» Extracted data entries
• • •
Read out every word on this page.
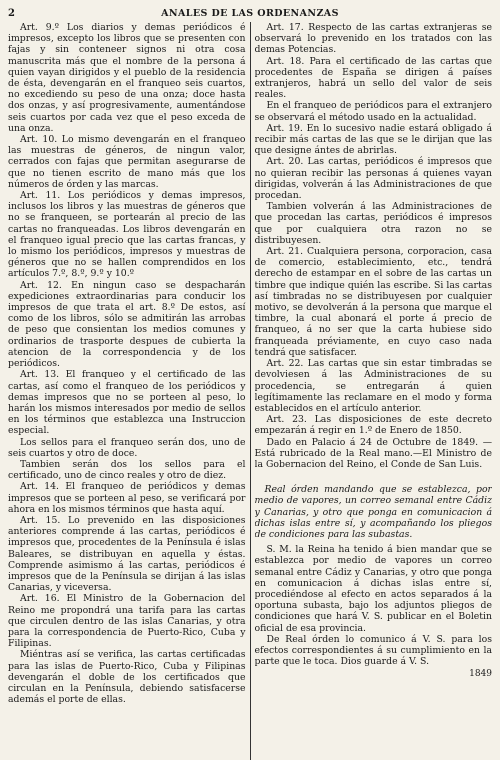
2	ANALES DE LAS ORDENANZAS

Art. 9.º Los diarios y demas periódicos é impresos, excepto los libros que se presenten con fajas y sin conteneer signos ni otra cosa manuscrita más que el nombre de la persona á quien vayan dirigidos y el pueblo de la residencia de ésta, devengarán en el franqueo seis cuartos, no excediendo su peso de una onza; doce hasta dos onzas, y así progresivamente, aumentándose seis cuartos por cada vez que el peso exceda de una onza.

Art. 10. Lo mismo devengarán en el franqueo las muestras de géneros, de ningun valor, cerrados con fajas que permitan asegurarse de que no tienen escrito de mano más que los números de órden y las marcas.

Art. 11. Los periódicos y demas impresos, inclusos los libros y las muestras de géneros que no se franqueen, se portearán al precio de las cartas no franqueadas. Los libros devengarán en el franqueo igual precio que las cartas francas, y lo mismo los periódicos, impresos y muestras de géneros que no se hallen comprendidos en los artículos 7.º, 8.º, 9.º y 10.º

Art. 12. En ningun caso se despacharán expediciones extraordinarias para conducir los impresos de que trata el art. 8.º De estos, así como de los libros, sólo se admitirán las arrobas de peso que consientan los medios comunes y ordinarios de trasporte despues de cubierta la atencion de la correspondencia y de los periódicos.

Art. 13. El franqueo y el certificado de las cartas, así como el franqueo de los periódicos y demas impresos que no se porteen al peso, lo harán los mismos interesados por medio de sellos en los términos que establezca una Instruccion especial.

Los sellos para el franqueo serán dos, uno de seis cuartos y otro de doce.

Tambien serán dos los sellos para el certificado, uno de cinco reales y otro de diez.

Art. 14. El franqueo de periódicos y demas impresos que se porteen al peso, se verificará por ahora en los mismos términos que hasta aquí.

Art. 15. Lo prevenido en las disposiciones anteriores comprende á las cartas, periódicos é impresos que, procedentes de la Península é islas Baleares, se distribuyan en aquella y éstas. Comprende asimismo á las cartas, periódicos é impresos que de la Península se dirijan á las islas Canarias, y viceversa.

Art. 16. El Ministro de la Gobernacion del Reino me propondrá una tarifa para las cartas que circulen dentro de las islas Canarias, y otra para la correspondencia de Puerto-Rico, Cuba y Filipinas.

Miéntras así se verifica, las cartas certificadas para las islas de Puerto-Rico, Cuba y Filipinas devengarán el doble de los certificados que circulan en la Península, debiendo satisfacerse además el porte de ellas.

Art. 17. Respecto de las cartas extranjeras se observará lo prevenido en los tratados con las demas Potencias.

Art. 18. Para el certificado de las cartas que procedentes de España se dirigen á países extranjeros, habrá un sello del valor de seis reales.

En el franqueo de periódicos para el extranjero se observará el método usado en la actualidad.

Art. 19. En lo sucesivo nadie estará obligado á recibir más cartas de las que se le dirijan que las que designe ántes de abrirlas.

Art. 20. Las cartas, periódicos é impresos que no quieran recibir las personas á quienes vayan dirigidas, volverán á las Administraciones de que procedan.

Tambien volverán á las Administraciones de que procedan las cartas, periódicos é impresos que por cualquiera otra razon no se distribuyesen.

Art. 21. Cualquiera persona, corporacion, casa de comercio, establecimiento, etc., tendrá derecho de estampar en el sobre de las cartas un timbre que indique quién las escribe. Si las cartas así timbradas no se distribuyesen por cualquier motivo, se devolverán á la persona que marque el timbre, la cual abonará el porte á precio de franqueo, á no ser que la carta hubiese sido franqueada préviamente, en cuyo caso nada tendrá que satisfacer.

Art. 22. Las cartas que sin estar timbradas se devolviesen á las Administraciones de su procedencia, se entregarán á quien legítimamente las reclamare en el modo y forma establecidos en el artículo anterior.

Art. 23. Las disposiciones de este decreto empezarán á regir en 1.º de Enero de 1850.

Dado en Palacio á 24 de Octubre de 1849. —Está rubricado de la Real mano.—El Ministro de la Gobernacion del Reino, el Conde de San Luis.

Real órden mandando que se establezca, por medio de vapores, un correo semanal entre Cádiz y Canarias, y otro que ponga en comunicacion á dichas islas entre sí, y acompañando los pliegos de condiciones para las subastas.

S. M. la Reina ha tenido á bien mandar que se establezca por medio de vapores un correo semanal entre Cádiz y Canarias, y otro que ponga en comunicacion á dichas islas entre sí, procediéndose al efecto en actos separados á la oportuna subasta, bajo los adjuntos pliegos de condiciones que hará V. S. publicar en el Boletin oficial de esa provincia.

De Real órden lo comunico á V. S. para los efectos correspondientes á su cumplimiento en la parte que le toca. Dios guarde á V. S.

1849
• • •
» Exercise brief
Retype each line of the listing above word for word. Exclude the pictures.

» Output of the task
Read out every word on this page.
2	ANALES DE LAS ORDENANZAS

Art. 9.º Los diarios y demas periódicos é impresos, excepto los libros que se presenten con fajas y sin conteneer signos ni otra cosa manuscrita más que el nombre de la persona á quien vayan dirigidos y el pueblo de la residencia de ésta, devengarán en el franqueo seis cuartos, no excediendo su peso de una onza; doce hasta dos onzas, y así progresivamente, aumentándose seis cuartos por cada vez que el peso exceda de una onza.

Art. 10. Lo mismo devengarán en el franqueo las muestras de géneros, de ningun valor, cerrados con fajas que permitan asegurarse de que no tienen escrito de mano más que los números de órden y las marcas.

Art. 11. Los periódicos y demas impresos, inclusos los libros y las muestras de géneros que no se franqueen, se portearán al precio de las cartas no franqueadas. Los libros devengarán en el franqueo igual precio que las cartas francas, y lo mismo los periódicos, impresos y muestras de géneros que no se hallen comprendidos en los artículos 7.º, 8.º, 9.º y 10.º

Art. 12. En ningun caso se despacharán expediciones extraordinarias para conducir los impresos de que trata el art. 8.º De estos, así como de los libros, sólo se admitirán las arrobas de peso que consientan los medios comunes y ordinarios de trasporte despues de cubierta la atencion de la correspondencia y de los periódicos.

Art. 13. El franqueo y el certificado de las cartas, así como el franqueo de los periódicos y demas impresos que no se porteen al peso, lo harán los mismos interesados por medio de sellos en los términos que establezca una Instruccion especial.

Los sellos para el franqueo serán dos, uno de seis cuartos y otro de doce.

Tambien serán dos los sellos para el certificado, uno de cinco reales y otro de diez.

Art. 14. El franqueo de periódicos y demas impresos que se porteen al peso, se verificará por ahora en los mismos términos que hasta aquí.

Art. 15. Lo prevenido en las disposiciones anteriores comprende á las cartas, periódicos é impresos que, procedentes de la Península é islas Baleares, se distribuyan en aquella y éstas. Comprende asimismo á las cartas, periódicos é impresos que de la Península se dirijan á las islas Canarias, y viceversa.

Art. 16. El Ministro de la Gobernacion del Reino me propondrá una tarifa para las cartas que circulen dentro de las islas Canarias, y otra para la correspondencia de Puerto-Rico, Cuba y Filipinas.

Miéntras así se verifica, las cartas certificadas para las islas de Puerto-Rico, Cuba y Filipinas devengarán el doble de los certificados que circulan en la Península, debiendo satisfacerse además el porte de ellas.

Art. 17. Respecto de las cartas extranjeras se observará lo prevenido en los tratados con las demas Potencias.

Art. 18. Para el certificado de las cartas que procedentes de España se dirigen á países extranjeros, habrá un sello del valor de seis reales.

En el franqueo de periódicos para el extranjero se observará el método usado en la actualidad.

Art. 19. En lo sucesivo nadie estará obligado á recibir más cartas de las que se le dirijan que las que designe ántes de abrirlas.

Art. 20. Las cartas, periódicos é impresos que no quieran recibir las personas á quienes vayan dirigidas, volverán á las Administraciones de que procedan.

Tambien volverán á las Administraciones de que procedan las cartas, periódicos é impresos que por cualquiera otra razon no se distribuyesen.

Art. 21. Cualquiera persona, corporacion, casa de comercio, establecimiento, etc., tendrá derecho de estampar en el sobre de las cartas un timbre que indique quién las escribe. Si las cartas así timbradas no se distribuyesen por cualquier motivo, se devolverán á la persona que marque el timbre, la cual abonará el porte á precio de franqueo, á no ser que la carta hubiese sido franqueada préviamente, en cuyo caso nada tendrá que satisfacer.

Art. 22. Las cartas que sin estar timbradas se devolviesen á las Administraciones de su procedencia, se entregarán á quien legítimamente las reclamare en el modo y forma establecidos en el artículo anterior.

Art. 23. Las disposiciones de este decreto empezarán á regir en 1.º de Enero de 1850.

Dado en Palacio á 24 de Octubre de 1849. —Está rubricado de la Real mano.—El Ministro de la Gobernacion del Reino, el Conde de San Luis.

Real órden mandando que se establezca, por medio de vapores, un correo semanal entre Cádiz y Canarias, y otro que ponga en comunicacion á dichas islas entre sí, y acompañando los pliegos de condiciones para las subastas.

S. M. la Reina ha tenido á bien mandar que se establezca por medio de vapores un correo semanal entre Cádiz y Canarias, y otro que ponga en comunicacion á dichas islas entre sí, procediéndose al efecto en actos separados á la oportuna subasta, bajo los adjuntos pliegos de condiciones que hará V. S. publicar en el Boletin oficial de esa provincia.

De Real órden lo comunico á V. S. para los efectos correspondientes á su cumplimiento en la parte que le toca. Dios guarde á V. S.

1849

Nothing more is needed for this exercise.